Set exercise: Extract from the listing each line in which the word "gear" appears.

Stored data:

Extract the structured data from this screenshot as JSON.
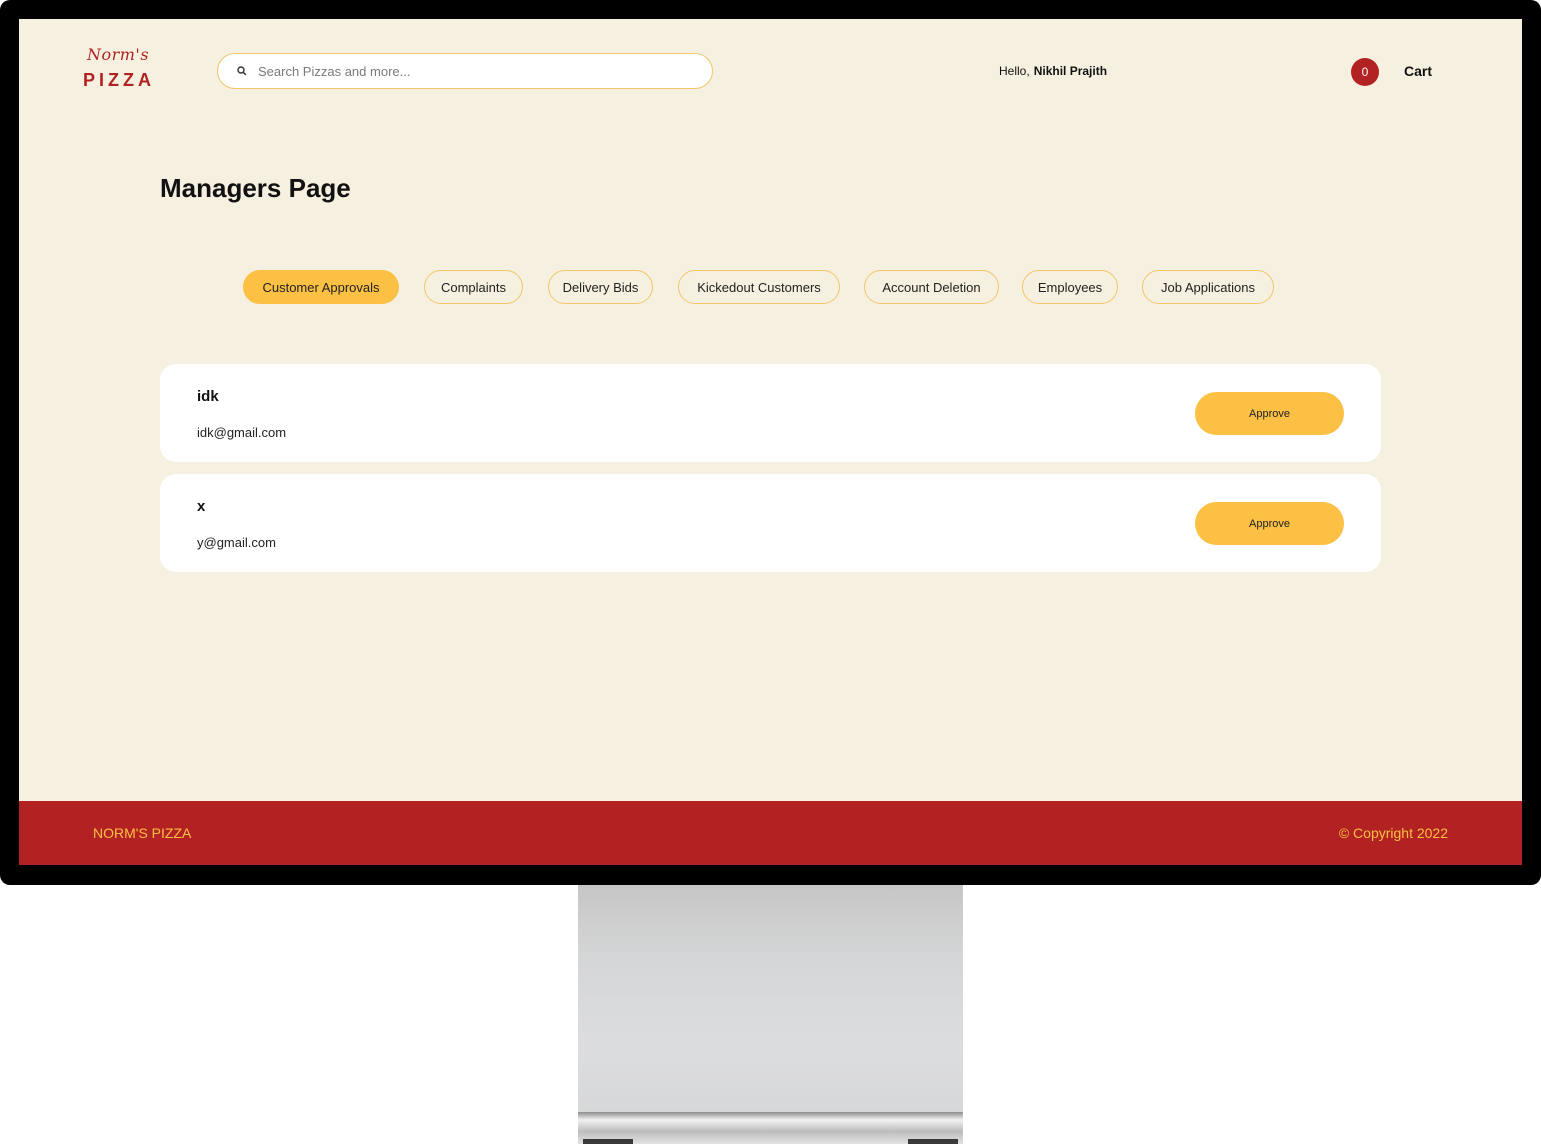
{
  "header": {
    "logo_script": "Norm's",
    "logo_main": "PIZZA",
    "search_placeholder": "Search Pizzas and more...",
    "greeting": "Hello,",
    "user_name": "Nikhil Prajith",
    "cart_count": "0",
    "cart_label": "Cart"
  },
  "page": {
    "title": "Managers Page"
  },
  "tabs": [
    {
      "label": "Customer Approvals",
      "active": true
    },
    {
      "label": "Complaints",
      "active": false
    },
    {
      "label": "Delivery Bids",
      "active": false
    },
    {
      "label": "Kickedout Customers",
      "active": false
    },
    {
      "label": "Account Deletion",
      "active": false
    },
    {
      "label": "Employees",
      "active": false
    },
    {
      "label": "Job Applications",
      "active": false
    }
  ],
  "approvals": [
    {
      "name": "idk",
      "email": "idk@gmail.com",
      "action": "Approve"
    },
    {
      "name": "x",
      "email": "y@gmail.com",
      "action": "Approve"
    }
  ],
  "footer": {
    "brand": "NORM'S PIZZA",
    "copyright": "© Copyright 2022"
  },
  "colors": {
    "brand_red": "#b22222",
    "accent_yellow": "#fbc044",
    "background": "#f5f0df"
  }
}
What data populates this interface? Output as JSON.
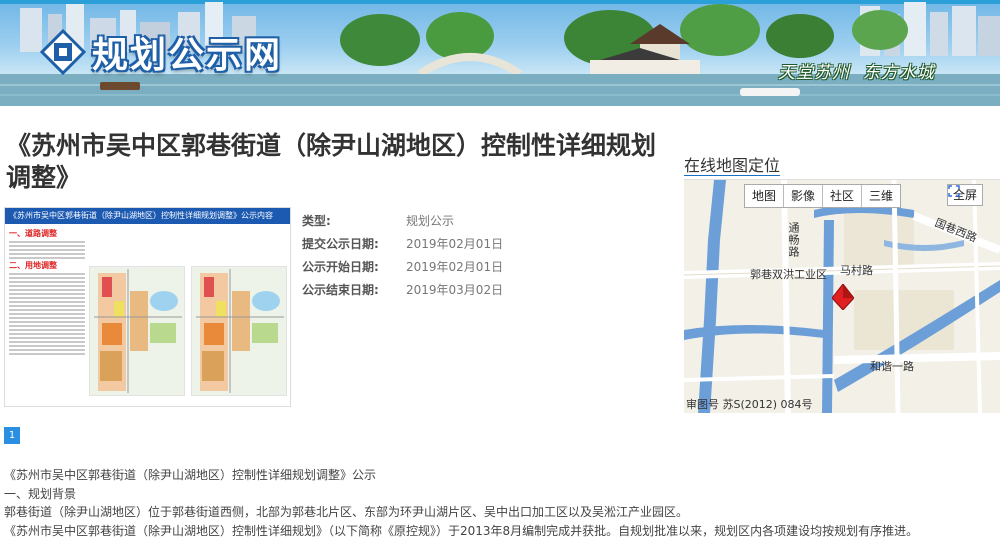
{
  "banner": {
    "site_name": "规划公示网",
    "slogan": "天堂苏州  东方水城"
  },
  "page_title": "《苏州市吴中区郭巷街道（除尹山湖地区）控制性详细规划调整》",
  "thumbnail": {
    "header": "《苏州市吴中区郭巷街道（除尹山湖地区）控制性详细规划调整》公示内容",
    "section1": "一、道路调整",
    "section2": "二、用地调整"
  },
  "info": [
    {
      "label": "类型:",
      "value": "规划公示"
    },
    {
      "label": "提交公示日期:",
      "value": "2019年02月01日"
    },
    {
      "label": "公示开始日期:",
      "value": "2019年02月01日"
    },
    {
      "label": "公示结束日期:",
      "value": "2019年03月02日"
    }
  ],
  "pager": {
    "current": "1"
  },
  "map": {
    "heading": "在线地图定位",
    "tabs": [
      "地图",
      "影像",
      "社区",
      "三维"
    ],
    "fullscreen": "全屏",
    "labels": {
      "road_vertical": "通畅路",
      "industrial_zone": "郭巷双洪工业区",
      "mac_road": "马村路",
      "hexie_road": "和谐一路",
      "guoxiang_west": "国巷西路"
    },
    "credit": "审图号 苏S(2012) 084号",
    "colors": {
      "water": "#6c9ed8",
      "road": "#ffffff",
      "marker": "#e02020",
      "land": "#f3f0e8"
    }
  },
  "body": [
    "《苏州市吴中区郭巷街道（除尹山湖地区）控制性详细规划调整》公示",
    "一、规划背景",
    "郭巷街道（除尹山湖地区）位于郭巷街道西侧，北部为郭巷北片区、东部为环尹山湖片区、吴中出口加工区以及吴淞江产业园区。",
    "《苏州市吴中区郭巷街道（除尹山湖地区）控制性详细规划》（以下简称《原控规》）于2013年8月编制完成并获批。自规划批准以来，规划区内各项建设均按规划有序推进。"
  ]
}
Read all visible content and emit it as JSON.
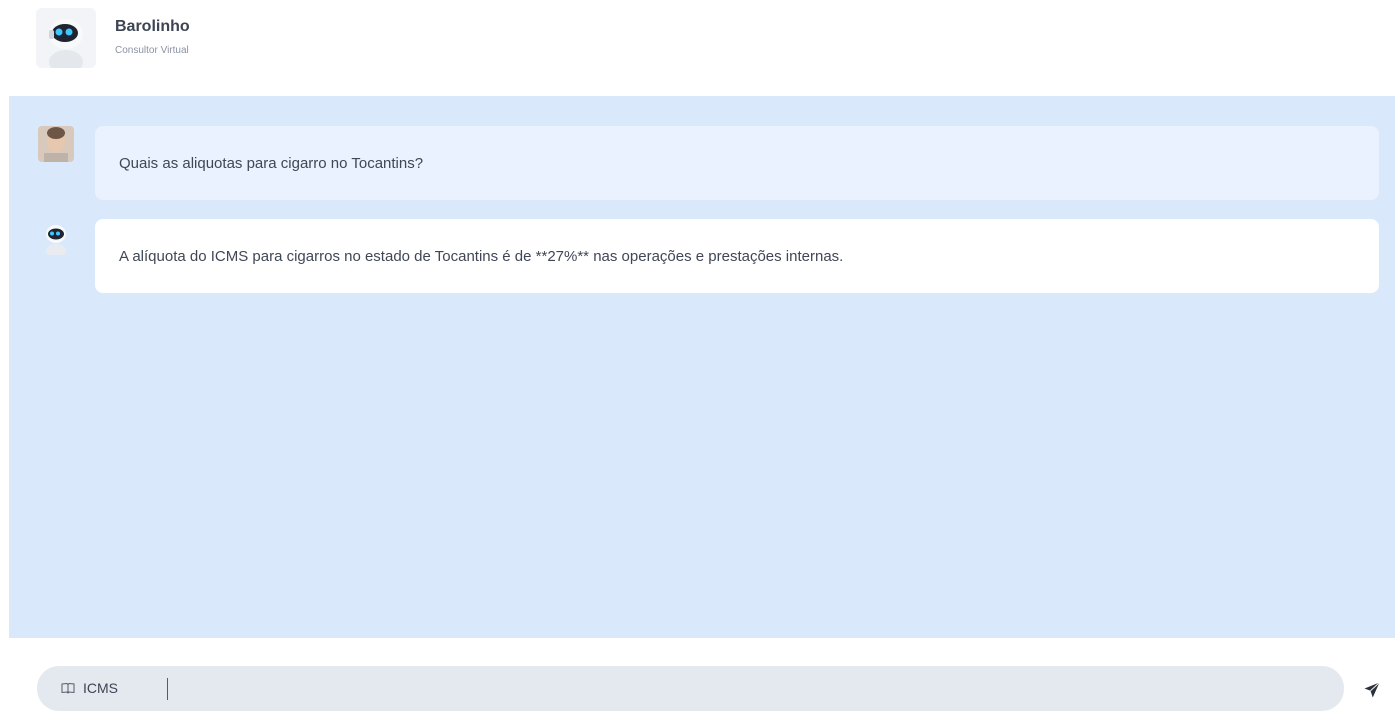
{
  "header": {
    "name": "Barolinho",
    "subtitle": "Consultor Virtual"
  },
  "messages": [
    {
      "role": "user",
      "text": "Quais as aliquotas para cigarro no Tocantins?"
    },
    {
      "role": "bot",
      "text": "A alíquota do ICMS para cigarros no estado de Tocantins é de **27%** nas operações e prestações internas."
    }
  ],
  "input": {
    "mode_label": "ICMS",
    "value": "",
    "mode_icon": "book-icon",
    "send_icon": "send-icon"
  },
  "colors": {
    "chat_background": "#dae8fc",
    "user_bubble": "#e9f2fe",
    "bot_bubble": "#ffffff",
    "input_background": "#e4e8ef"
  }
}
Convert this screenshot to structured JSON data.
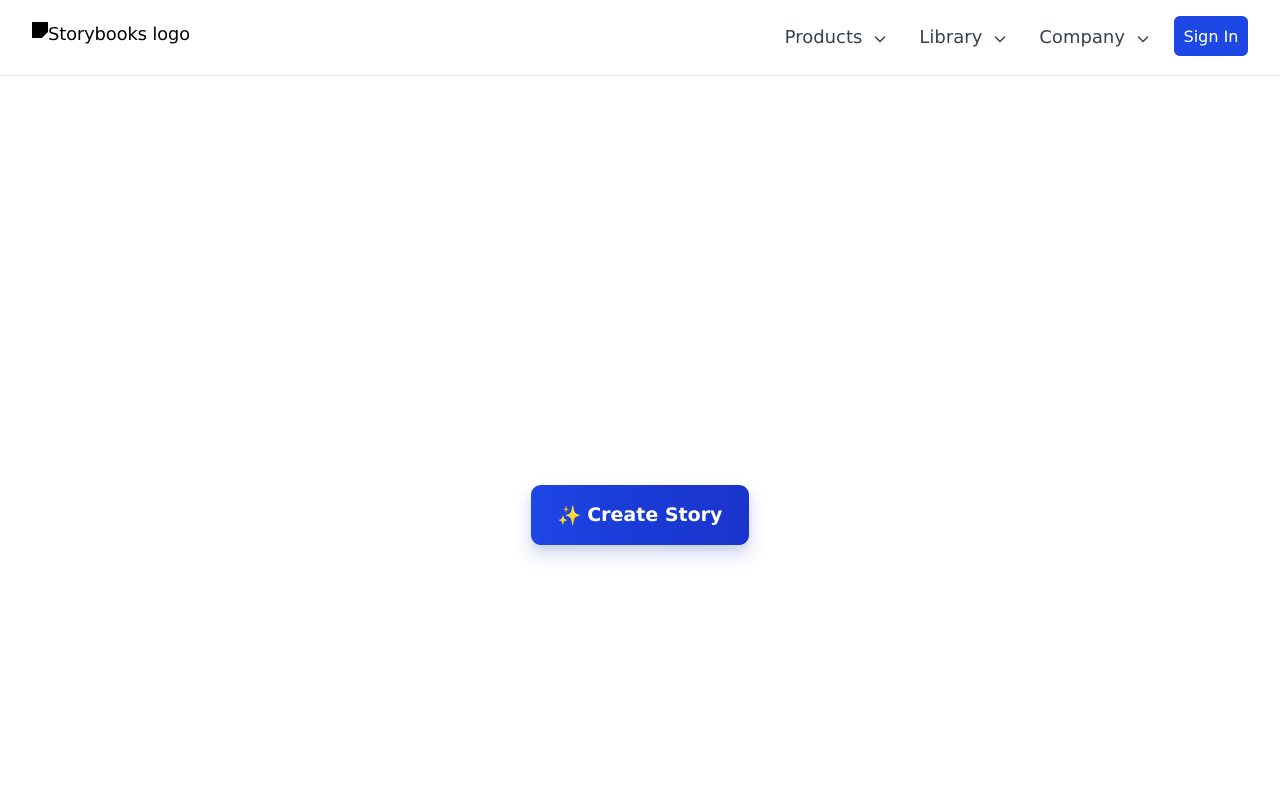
{
  "header": {
    "logo_alt": "Storybooks logo",
    "nav": [
      {
        "label": "Products"
      },
      {
        "label": "Library"
      },
      {
        "label": "Company"
      }
    ],
    "signin_label": "Sign In"
  },
  "hero": {
    "cta_icon": "✨",
    "cta_label": "Create Story"
  },
  "colors": {
    "accent": "#1e48e5",
    "nav_text": "#374151"
  }
}
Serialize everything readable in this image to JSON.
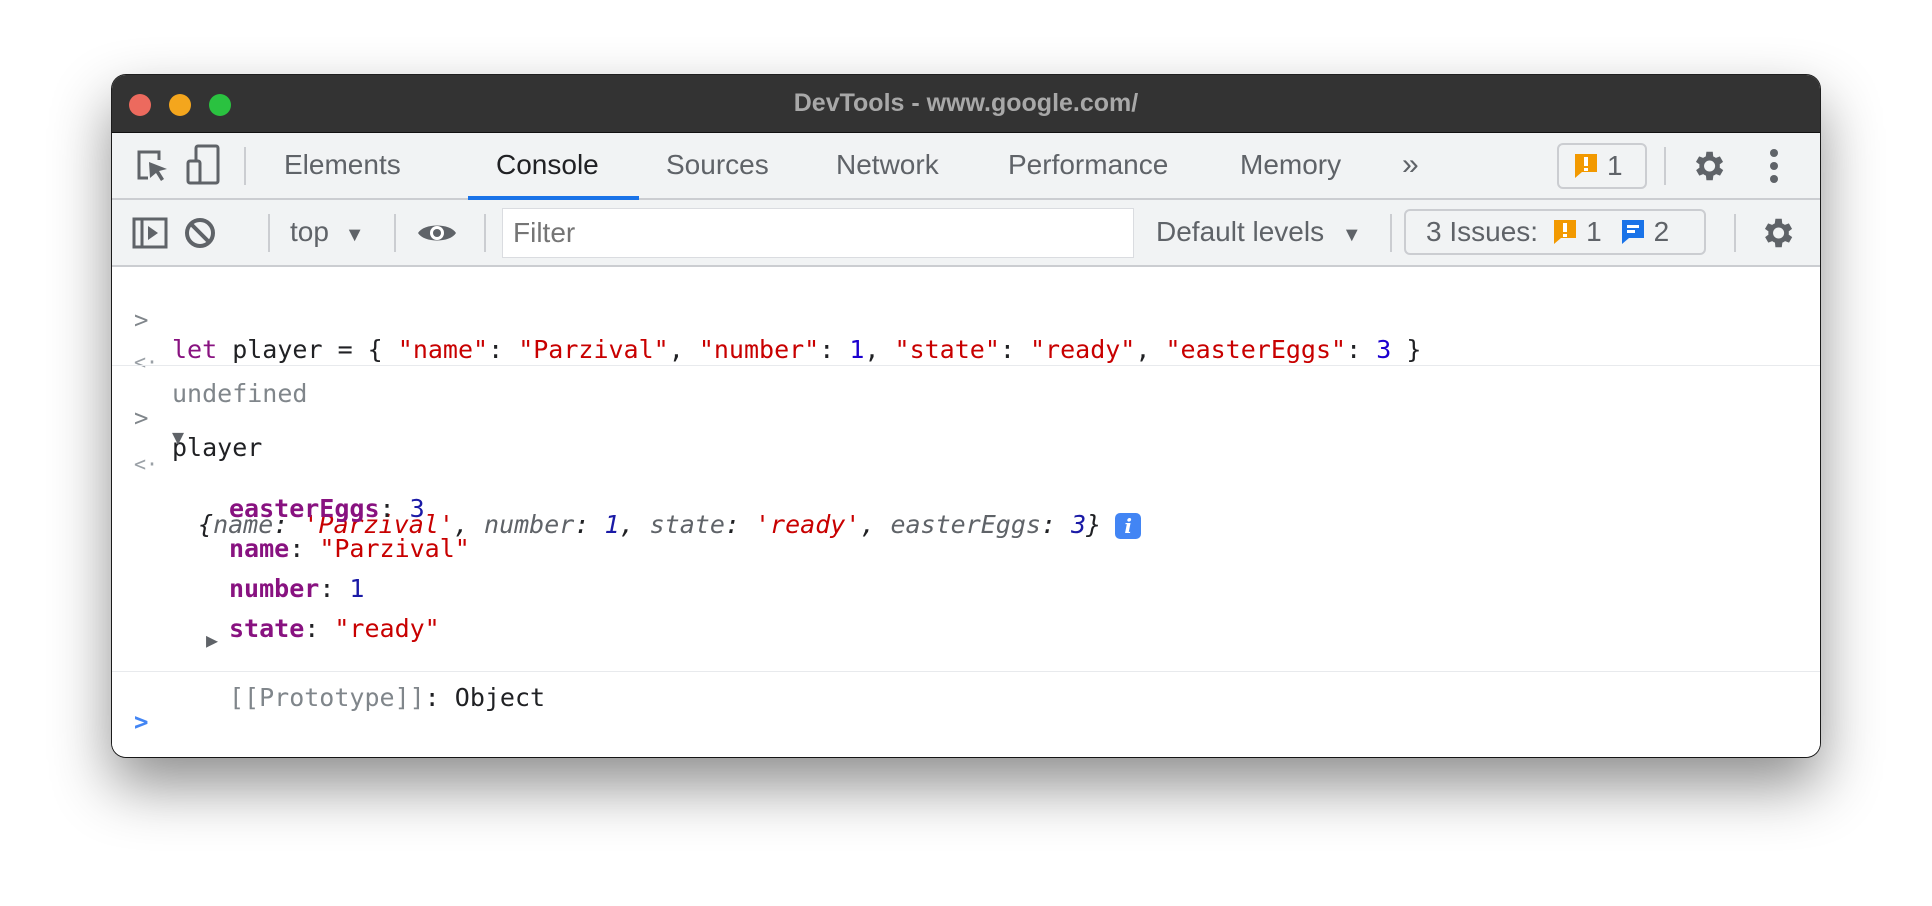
{
  "window": {
    "title": "DevTools - www.google.com/"
  },
  "main_toolbar": {
    "icons": [
      "inspect-element-icon",
      "device-toolbar-icon"
    ],
    "tabs": [
      {
        "label": "Elements",
        "active": false
      },
      {
        "label": "Console",
        "active": true
      },
      {
        "label": "Sources",
        "active": false
      },
      {
        "label": "Network",
        "active": false
      },
      {
        "label": "Performance",
        "active": false
      },
      {
        "label": "Memory",
        "active": false
      }
    ],
    "more_tabs_icon": "»",
    "warnings_count": "1",
    "settings_icon": "gear-icon",
    "menu_icon": "kebab-menu-icon"
  },
  "console_toolbar": {
    "context_selector": "top",
    "filter_placeholder": "Filter",
    "levels_label": "Default levels",
    "issues_label": "3 Issues:",
    "issues_warning_count": "1",
    "issues_info_count": "2"
  },
  "colors": {
    "accent": "#1a73e8",
    "warning": "#f29900",
    "info": "#1a73e8",
    "titlebar": "#333333"
  },
  "console": {
    "entries": [
      {
        "type": "input",
        "tokens": [
          {
            "t": "let",
            "c": "kw"
          },
          {
            "t": " player = { ",
            "c": ""
          },
          {
            "t": "\"name\"",
            "c": "str"
          },
          {
            "t": ": ",
            "c": ""
          },
          {
            "t": "\"Parzival\"",
            "c": "str"
          },
          {
            "t": ", ",
            "c": ""
          },
          {
            "t": "\"number\"",
            "c": "str"
          },
          {
            "t": ": ",
            "c": ""
          },
          {
            "t": "1",
            "c": "num2"
          },
          {
            "t": ", ",
            "c": ""
          },
          {
            "t": "\"state\"",
            "c": "str"
          },
          {
            "t": ": ",
            "c": ""
          },
          {
            "t": "\"ready\"",
            "c": "str"
          },
          {
            "t": ", ",
            "c": ""
          },
          {
            "t": "\"easterEggs\"",
            "c": "str"
          },
          {
            "t": ": ",
            "c": ""
          },
          {
            "t": "3",
            "c": "num2"
          },
          {
            "t": " }",
            "c": ""
          }
        ]
      },
      {
        "type": "result",
        "text": "undefined"
      },
      {
        "type": "input",
        "text": "player"
      },
      {
        "type": "result-object",
        "preview": [
          {
            "t": "{",
            "c": "ital"
          },
          {
            "t": "name",
            "c": "preview-key"
          },
          {
            "t": ": ",
            "c": "ital"
          },
          {
            "t": "'Parzival'",
            "c": "str ital"
          },
          {
            "t": ", ",
            "c": "ital"
          },
          {
            "t": "number",
            "c": "preview-key"
          },
          {
            "t": ": ",
            "c": "ital"
          },
          {
            "t": "1",
            "c": "num ital"
          },
          {
            "t": ", ",
            "c": "ital"
          },
          {
            "t": "state",
            "c": "preview-key"
          },
          {
            "t": ": ",
            "c": "ital"
          },
          {
            "t": "'ready'",
            "c": "str ital"
          },
          {
            "t": ", ",
            "c": "ital"
          },
          {
            "t": "easterEggs",
            "c": "preview-key"
          },
          {
            "t": ": ",
            "c": "ital"
          },
          {
            "t": "3",
            "c": "num ital"
          },
          {
            "t": "}",
            "c": "ital"
          }
        ],
        "info_badge": "i",
        "properties": [
          {
            "key": "easterEggs",
            "value": "3",
            "kind": "num"
          },
          {
            "key": "name",
            "value": "\"Parzival\"",
            "kind": "str"
          },
          {
            "key": "number",
            "value": "1",
            "kind": "num"
          },
          {
            "key": "state",
            "value": "\"ready\"",
            "kind": "str"
          }
        ],
        "prototype": {
          "key": "[[Prototype]]",
          "value": "Object"
        }
      }
    ],
    "prompt_glyph": ">",
    "result_glyph": "<·"
  }
}
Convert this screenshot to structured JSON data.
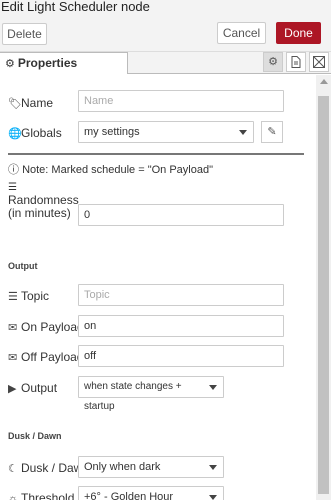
{
  "window": {
    "title": "Edit Light Scheduler node"
  },
  "toolbar": {
    "delete_label": "Delete",
    "cancel_label": "Cancel",
    "done_label": "Done"
  },
  "tabs": [
    {
      "label": "Properties",
      "icon": "gear-icon"
    }
  ],
  "form": {
    "name": {
      "label": "Name",
      "placeholder": "Name",
      "value": ""
    },
    "globals": {
      "label": "Globals",
      "value": "my settings"
    },
    "note": "Note: Marked schedule = \"On Payload\"",
    "randomness": {
      "label_line1": "Randomness",
      "label_line2": "(in minutes)",
      "value": "0"
    },
    "output_section": "Output",
    "topic": {
      "label": "Topic",
      "placeholder": "Topic",
      "value": ""
    },
    "on_payload": {
      "label": "On Payload",
      "value": "on"
    },
    "off_payload": {
      "label": "Off Payload",
      "value": "off"
    },
    "output": {
      "label": "Output",
      "value": "when state changes + startup"
    },
    "dusk_section": "Dusk / Dawn",
    "dusk_dawn": {
      "label": "Dusk / Dawn",
      "value": "Only when dark"
    },
    "threshold": {
      "label": "Threshold",
      "value": "+6° - Golden Hour"
    }
  },
  "colors": {
    "accent": "#ad1625",
    "border": "#cccccc",
    "background": "#f3f3f3"
  }
}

Task answer:
    "settings_icon": "gear-icon",
      "icon": "gear-icon"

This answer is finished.